Every line with the word "Hour" in it should be extracted from the data that follows.

(Rows from a dataset)

↓↓↓

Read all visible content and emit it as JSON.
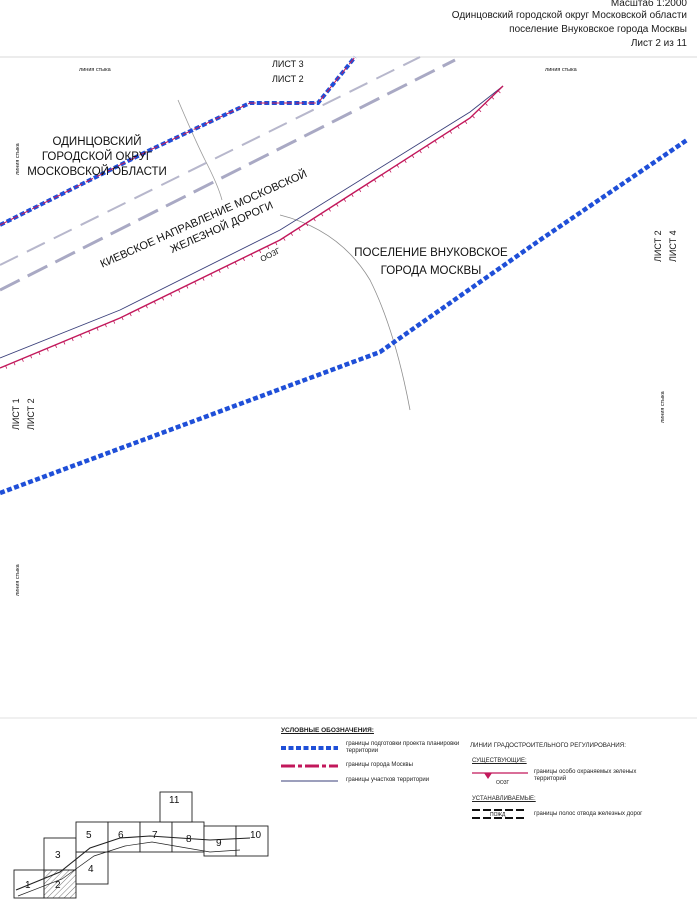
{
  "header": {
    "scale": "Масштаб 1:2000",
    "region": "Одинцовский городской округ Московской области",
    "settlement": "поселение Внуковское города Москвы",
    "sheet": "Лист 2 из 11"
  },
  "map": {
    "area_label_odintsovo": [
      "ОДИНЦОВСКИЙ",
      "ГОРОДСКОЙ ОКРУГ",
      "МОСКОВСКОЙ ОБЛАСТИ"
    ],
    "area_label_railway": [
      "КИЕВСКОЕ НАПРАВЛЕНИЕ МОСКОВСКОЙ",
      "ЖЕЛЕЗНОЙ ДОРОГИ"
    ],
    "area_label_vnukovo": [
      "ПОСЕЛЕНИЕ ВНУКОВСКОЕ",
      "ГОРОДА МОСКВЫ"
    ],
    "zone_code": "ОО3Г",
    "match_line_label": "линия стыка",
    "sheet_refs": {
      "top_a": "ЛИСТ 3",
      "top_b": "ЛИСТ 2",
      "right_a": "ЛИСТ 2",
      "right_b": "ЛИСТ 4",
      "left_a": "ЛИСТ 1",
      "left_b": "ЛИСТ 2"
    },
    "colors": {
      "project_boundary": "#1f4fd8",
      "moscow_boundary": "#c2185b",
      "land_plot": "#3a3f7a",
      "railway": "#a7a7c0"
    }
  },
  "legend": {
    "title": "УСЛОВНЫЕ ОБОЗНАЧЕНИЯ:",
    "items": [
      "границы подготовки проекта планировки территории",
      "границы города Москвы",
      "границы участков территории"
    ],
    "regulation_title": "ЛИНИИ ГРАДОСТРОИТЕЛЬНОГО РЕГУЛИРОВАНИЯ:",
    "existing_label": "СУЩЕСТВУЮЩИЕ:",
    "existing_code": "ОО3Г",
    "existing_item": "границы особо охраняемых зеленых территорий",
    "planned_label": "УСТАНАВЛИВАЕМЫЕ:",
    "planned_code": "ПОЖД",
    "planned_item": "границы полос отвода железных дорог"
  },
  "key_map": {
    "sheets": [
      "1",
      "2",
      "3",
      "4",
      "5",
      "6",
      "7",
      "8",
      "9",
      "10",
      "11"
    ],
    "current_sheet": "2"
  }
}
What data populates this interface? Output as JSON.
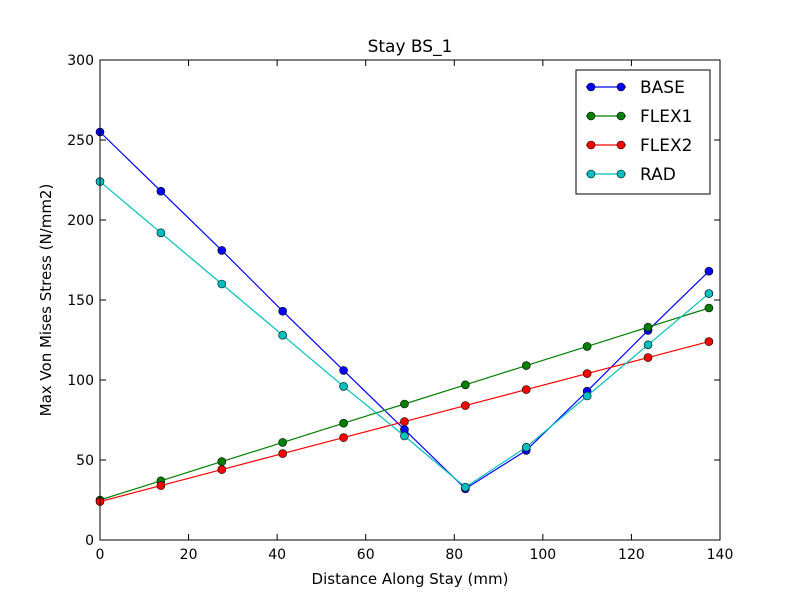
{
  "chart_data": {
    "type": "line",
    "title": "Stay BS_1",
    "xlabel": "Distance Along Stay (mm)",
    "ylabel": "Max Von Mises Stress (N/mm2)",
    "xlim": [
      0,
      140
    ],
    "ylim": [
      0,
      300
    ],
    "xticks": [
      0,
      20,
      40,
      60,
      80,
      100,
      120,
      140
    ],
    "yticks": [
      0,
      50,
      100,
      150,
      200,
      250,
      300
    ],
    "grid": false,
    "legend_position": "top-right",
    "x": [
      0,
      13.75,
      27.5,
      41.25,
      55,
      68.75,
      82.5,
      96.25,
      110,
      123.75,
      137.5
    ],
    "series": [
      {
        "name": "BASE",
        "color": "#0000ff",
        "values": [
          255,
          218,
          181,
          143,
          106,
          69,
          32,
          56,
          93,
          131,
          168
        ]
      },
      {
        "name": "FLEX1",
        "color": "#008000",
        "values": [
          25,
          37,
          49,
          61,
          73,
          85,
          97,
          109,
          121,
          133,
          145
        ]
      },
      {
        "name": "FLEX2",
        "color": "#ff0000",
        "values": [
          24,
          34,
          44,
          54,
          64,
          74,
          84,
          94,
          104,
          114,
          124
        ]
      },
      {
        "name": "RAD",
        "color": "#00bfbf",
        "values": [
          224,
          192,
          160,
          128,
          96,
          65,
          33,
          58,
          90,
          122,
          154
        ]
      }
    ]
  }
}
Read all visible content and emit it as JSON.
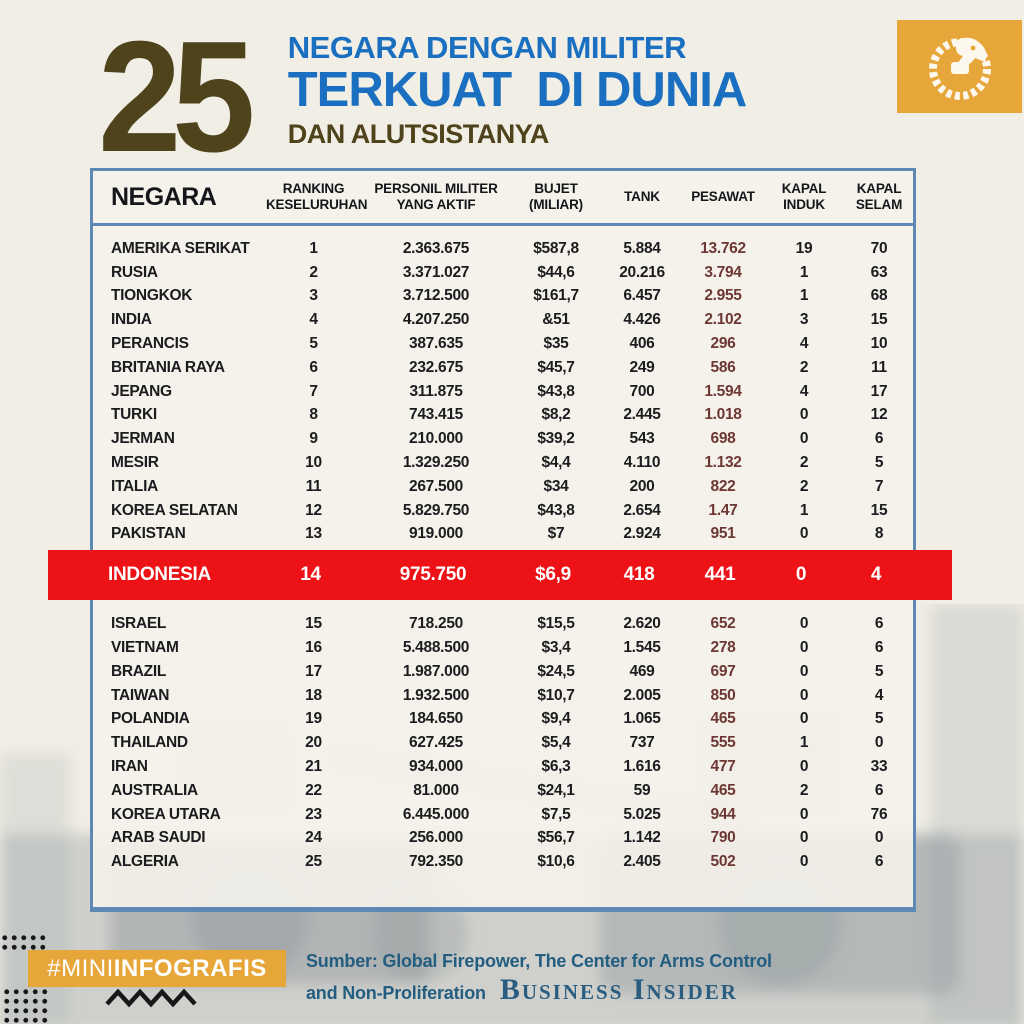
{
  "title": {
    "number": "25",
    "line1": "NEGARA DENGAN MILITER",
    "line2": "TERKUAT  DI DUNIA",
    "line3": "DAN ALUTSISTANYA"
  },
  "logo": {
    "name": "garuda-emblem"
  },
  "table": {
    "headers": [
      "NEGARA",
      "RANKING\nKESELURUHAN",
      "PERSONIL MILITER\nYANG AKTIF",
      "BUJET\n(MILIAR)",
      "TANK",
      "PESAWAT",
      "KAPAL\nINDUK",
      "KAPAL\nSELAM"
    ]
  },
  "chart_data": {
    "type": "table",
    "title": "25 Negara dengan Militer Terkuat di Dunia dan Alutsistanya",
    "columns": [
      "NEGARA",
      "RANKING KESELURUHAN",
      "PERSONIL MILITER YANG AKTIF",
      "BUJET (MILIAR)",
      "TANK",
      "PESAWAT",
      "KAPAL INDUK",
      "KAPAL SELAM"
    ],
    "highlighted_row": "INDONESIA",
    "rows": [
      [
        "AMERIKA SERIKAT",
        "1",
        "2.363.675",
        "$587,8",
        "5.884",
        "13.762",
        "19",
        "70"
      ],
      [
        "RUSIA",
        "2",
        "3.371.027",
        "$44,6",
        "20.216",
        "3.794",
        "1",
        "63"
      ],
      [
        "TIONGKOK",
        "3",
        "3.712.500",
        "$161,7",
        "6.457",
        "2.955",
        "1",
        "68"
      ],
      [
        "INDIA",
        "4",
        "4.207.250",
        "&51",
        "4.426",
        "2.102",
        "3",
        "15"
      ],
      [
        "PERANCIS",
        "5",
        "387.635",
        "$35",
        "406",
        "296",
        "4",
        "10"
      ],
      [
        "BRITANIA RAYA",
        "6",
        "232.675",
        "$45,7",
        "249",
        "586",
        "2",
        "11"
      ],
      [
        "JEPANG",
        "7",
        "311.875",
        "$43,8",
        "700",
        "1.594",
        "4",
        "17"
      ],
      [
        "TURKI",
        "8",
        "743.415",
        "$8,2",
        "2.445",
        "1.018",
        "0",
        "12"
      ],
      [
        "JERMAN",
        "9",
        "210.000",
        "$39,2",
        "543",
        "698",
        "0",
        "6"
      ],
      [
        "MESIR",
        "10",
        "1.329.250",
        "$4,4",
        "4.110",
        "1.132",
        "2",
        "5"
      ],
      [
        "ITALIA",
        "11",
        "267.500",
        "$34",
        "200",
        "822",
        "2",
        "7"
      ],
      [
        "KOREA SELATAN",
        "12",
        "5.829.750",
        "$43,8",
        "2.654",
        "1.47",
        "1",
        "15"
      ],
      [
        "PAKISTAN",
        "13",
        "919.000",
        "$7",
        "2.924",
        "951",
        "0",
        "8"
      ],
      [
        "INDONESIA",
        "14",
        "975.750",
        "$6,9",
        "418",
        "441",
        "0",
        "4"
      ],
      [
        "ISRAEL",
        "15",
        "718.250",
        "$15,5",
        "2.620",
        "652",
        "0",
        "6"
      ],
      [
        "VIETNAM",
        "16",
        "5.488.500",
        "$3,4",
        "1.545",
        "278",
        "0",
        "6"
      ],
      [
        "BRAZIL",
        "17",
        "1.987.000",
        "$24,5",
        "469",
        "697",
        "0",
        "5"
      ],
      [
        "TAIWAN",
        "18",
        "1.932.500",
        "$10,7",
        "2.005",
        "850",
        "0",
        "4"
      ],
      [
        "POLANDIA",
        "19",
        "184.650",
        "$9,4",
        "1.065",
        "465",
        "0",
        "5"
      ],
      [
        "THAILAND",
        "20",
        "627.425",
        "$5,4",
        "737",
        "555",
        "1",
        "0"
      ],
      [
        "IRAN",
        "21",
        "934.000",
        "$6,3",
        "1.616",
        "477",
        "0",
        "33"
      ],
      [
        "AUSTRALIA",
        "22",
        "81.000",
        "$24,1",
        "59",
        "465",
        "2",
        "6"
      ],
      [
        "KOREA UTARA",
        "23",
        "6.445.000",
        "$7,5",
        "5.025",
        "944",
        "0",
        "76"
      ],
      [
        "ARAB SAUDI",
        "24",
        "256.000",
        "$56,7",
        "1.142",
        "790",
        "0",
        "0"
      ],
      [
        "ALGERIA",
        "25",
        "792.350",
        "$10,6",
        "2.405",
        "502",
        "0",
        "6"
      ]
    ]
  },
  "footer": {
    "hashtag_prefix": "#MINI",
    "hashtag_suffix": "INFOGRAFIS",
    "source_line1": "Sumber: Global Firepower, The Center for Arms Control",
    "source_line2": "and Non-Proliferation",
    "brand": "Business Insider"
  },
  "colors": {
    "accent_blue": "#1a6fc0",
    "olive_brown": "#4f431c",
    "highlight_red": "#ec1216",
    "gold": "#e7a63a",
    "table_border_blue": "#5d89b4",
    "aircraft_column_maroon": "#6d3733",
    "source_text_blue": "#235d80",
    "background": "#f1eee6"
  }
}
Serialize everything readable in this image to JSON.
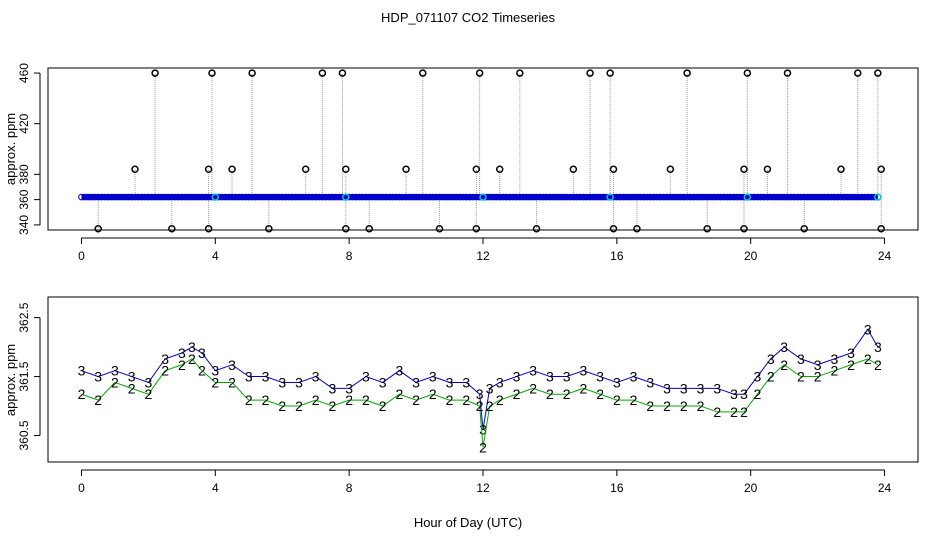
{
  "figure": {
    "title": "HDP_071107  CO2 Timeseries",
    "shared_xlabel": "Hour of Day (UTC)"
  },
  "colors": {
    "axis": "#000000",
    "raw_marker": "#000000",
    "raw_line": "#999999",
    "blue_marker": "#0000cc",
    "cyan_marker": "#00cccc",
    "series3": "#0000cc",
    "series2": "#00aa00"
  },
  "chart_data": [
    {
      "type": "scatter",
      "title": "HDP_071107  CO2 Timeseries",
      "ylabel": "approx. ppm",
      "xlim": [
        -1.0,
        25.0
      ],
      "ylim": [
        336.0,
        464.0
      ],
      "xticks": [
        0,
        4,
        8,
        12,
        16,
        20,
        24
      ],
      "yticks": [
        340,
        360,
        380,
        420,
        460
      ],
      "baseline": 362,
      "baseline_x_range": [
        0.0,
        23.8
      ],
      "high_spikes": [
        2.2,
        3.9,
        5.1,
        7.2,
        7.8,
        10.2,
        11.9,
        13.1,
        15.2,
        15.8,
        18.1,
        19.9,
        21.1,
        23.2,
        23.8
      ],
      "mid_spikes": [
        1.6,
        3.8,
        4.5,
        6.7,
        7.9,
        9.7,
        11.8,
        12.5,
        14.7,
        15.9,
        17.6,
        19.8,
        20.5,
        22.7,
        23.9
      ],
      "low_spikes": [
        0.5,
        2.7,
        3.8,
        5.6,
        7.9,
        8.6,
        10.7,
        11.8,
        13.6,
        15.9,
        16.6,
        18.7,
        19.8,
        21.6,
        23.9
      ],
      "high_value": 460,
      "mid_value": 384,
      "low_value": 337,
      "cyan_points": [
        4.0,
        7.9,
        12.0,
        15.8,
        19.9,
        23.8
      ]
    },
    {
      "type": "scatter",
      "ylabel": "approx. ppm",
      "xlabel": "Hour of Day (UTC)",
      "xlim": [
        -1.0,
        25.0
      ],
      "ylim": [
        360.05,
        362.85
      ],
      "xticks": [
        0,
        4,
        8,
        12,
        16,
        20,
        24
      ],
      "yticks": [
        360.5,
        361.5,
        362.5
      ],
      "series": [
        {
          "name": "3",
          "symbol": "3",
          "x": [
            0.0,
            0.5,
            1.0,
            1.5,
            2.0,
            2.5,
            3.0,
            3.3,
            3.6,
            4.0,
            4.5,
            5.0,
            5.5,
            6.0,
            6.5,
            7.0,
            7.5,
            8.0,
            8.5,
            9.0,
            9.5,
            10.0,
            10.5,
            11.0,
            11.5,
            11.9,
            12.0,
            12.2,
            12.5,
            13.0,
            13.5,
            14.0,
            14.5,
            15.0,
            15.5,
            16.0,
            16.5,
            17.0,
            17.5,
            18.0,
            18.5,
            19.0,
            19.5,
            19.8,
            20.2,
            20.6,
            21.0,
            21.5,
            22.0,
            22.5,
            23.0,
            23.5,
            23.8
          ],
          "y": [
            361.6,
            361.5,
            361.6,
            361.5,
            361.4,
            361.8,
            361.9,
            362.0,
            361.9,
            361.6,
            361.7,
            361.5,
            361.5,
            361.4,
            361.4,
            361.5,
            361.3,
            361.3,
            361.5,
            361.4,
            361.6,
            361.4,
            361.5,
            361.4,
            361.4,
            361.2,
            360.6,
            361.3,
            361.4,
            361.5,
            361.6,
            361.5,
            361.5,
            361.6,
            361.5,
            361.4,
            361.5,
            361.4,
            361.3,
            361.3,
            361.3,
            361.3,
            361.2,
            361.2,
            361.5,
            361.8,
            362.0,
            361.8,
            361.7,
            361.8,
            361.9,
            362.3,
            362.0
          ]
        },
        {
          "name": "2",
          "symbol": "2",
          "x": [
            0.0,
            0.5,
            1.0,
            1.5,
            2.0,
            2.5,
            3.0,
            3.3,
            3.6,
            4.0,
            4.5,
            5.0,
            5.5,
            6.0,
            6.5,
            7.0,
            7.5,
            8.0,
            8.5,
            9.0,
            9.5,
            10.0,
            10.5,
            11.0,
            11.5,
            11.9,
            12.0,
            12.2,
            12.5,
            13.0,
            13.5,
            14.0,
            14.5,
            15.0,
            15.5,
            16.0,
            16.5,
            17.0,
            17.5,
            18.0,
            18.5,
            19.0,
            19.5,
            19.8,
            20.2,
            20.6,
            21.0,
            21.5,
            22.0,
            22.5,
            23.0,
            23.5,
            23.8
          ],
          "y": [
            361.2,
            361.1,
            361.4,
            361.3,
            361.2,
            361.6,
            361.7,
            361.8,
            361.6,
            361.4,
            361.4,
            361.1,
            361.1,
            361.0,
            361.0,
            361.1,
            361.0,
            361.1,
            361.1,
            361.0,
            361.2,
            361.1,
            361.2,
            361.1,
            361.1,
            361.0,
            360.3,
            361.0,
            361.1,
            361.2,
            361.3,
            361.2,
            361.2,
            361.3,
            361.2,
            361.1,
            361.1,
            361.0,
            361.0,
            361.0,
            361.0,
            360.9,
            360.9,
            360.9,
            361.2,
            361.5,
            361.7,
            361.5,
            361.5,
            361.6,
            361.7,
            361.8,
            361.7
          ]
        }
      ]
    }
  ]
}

↑↑↑

» Answer to this task
    "shared_xlabel": "Hour of Day (UTC)"
      "xlabel": "Hour of Day (UTC)",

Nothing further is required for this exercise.